[Records from a data source]
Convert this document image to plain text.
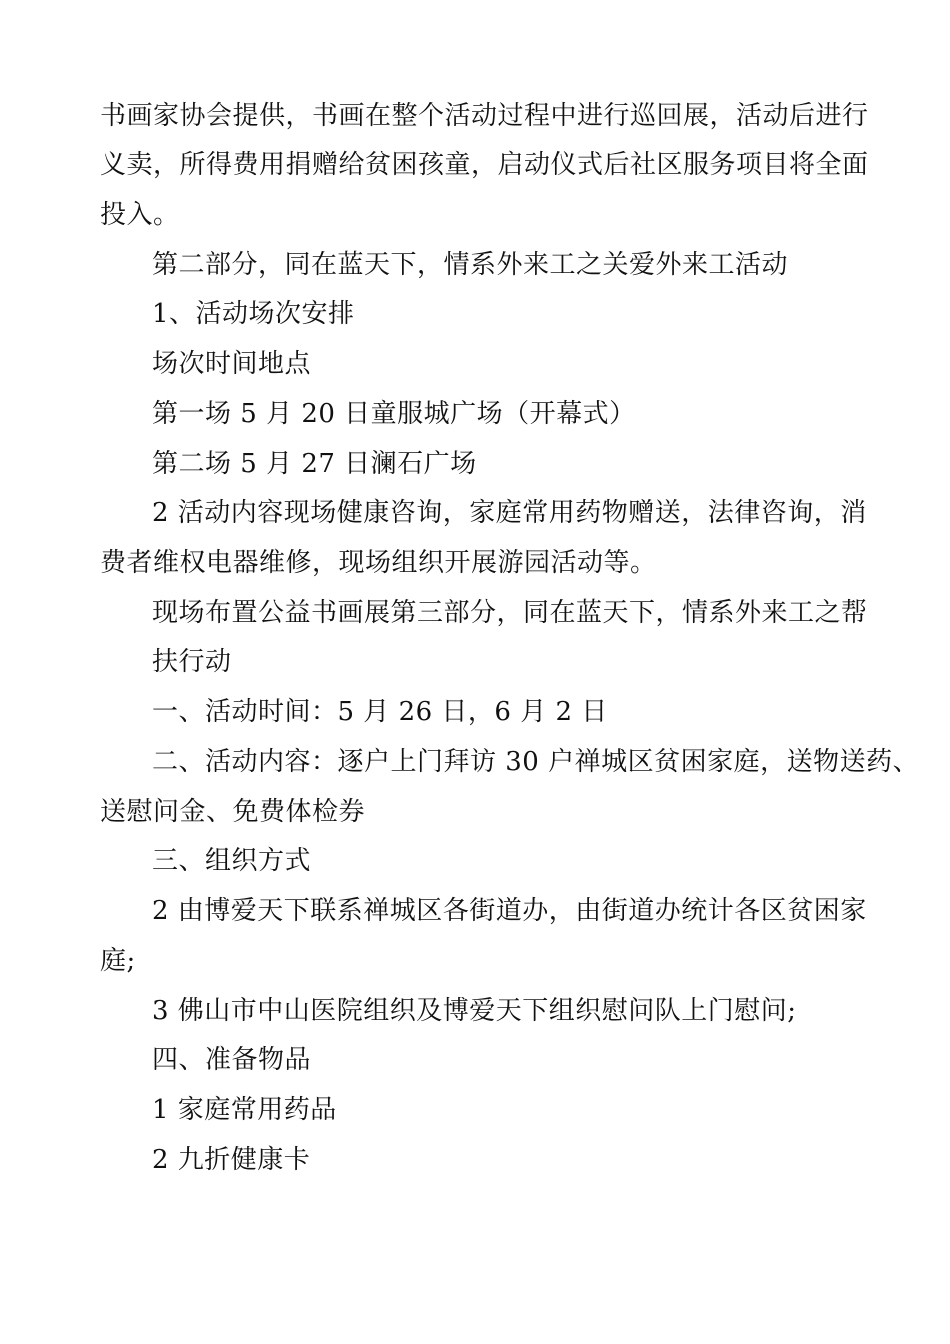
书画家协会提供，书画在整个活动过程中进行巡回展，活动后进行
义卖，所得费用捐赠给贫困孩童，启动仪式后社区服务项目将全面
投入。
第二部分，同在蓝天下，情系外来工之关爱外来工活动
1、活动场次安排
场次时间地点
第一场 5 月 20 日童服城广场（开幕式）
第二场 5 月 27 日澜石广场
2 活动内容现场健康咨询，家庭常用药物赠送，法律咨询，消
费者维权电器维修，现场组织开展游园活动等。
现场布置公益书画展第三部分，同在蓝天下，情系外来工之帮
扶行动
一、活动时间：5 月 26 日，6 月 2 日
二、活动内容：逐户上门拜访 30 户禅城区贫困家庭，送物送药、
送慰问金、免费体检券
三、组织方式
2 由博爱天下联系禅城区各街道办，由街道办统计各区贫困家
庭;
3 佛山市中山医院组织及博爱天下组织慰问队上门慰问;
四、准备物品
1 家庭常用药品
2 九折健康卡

EXERCISE = All records should be output exactly, with the pictures left out.

REPLY TO THE TASK =
Convert this document image to plain text.
书画家协会提供，书画在整个活动过程中进行巡回展，活动后进行
义卖，所得费用捐赠给贫困孩童，启动仪式后社区服务项目将全面
投入。
第二部分，同在蓝天下，情系外来工之关爱外来工活动
1、活动场次安排
场次时间地点
第一场 5 月 20 日童服城广场（开幕式）
第二场 5 月 27 日澜石广场
2 活动内容现场健康咨询，家庭常用药物赠送，法律咨询，消
费者维权电器维修，现场组织开展游园活动等。
现场布置公益书画展第三部分，同在蓝天下，情系外来工之帮
扶行动
一、活动时间：5 月 26 日，6 月 2 日
二、活动内容：逐户上门拜访 30 户禅城区贫困家庭，送物送药、
送慰问金、免费体检券
三、组织方式
2 由博爱天下联系禅城区各街道办，由街道办统计各区贫困家
庭;
3 佛山市中山医院组织及博爱天下组织慰问队上门慰问;
四、准备物品
1 家庭常用药品
2 九折健康卡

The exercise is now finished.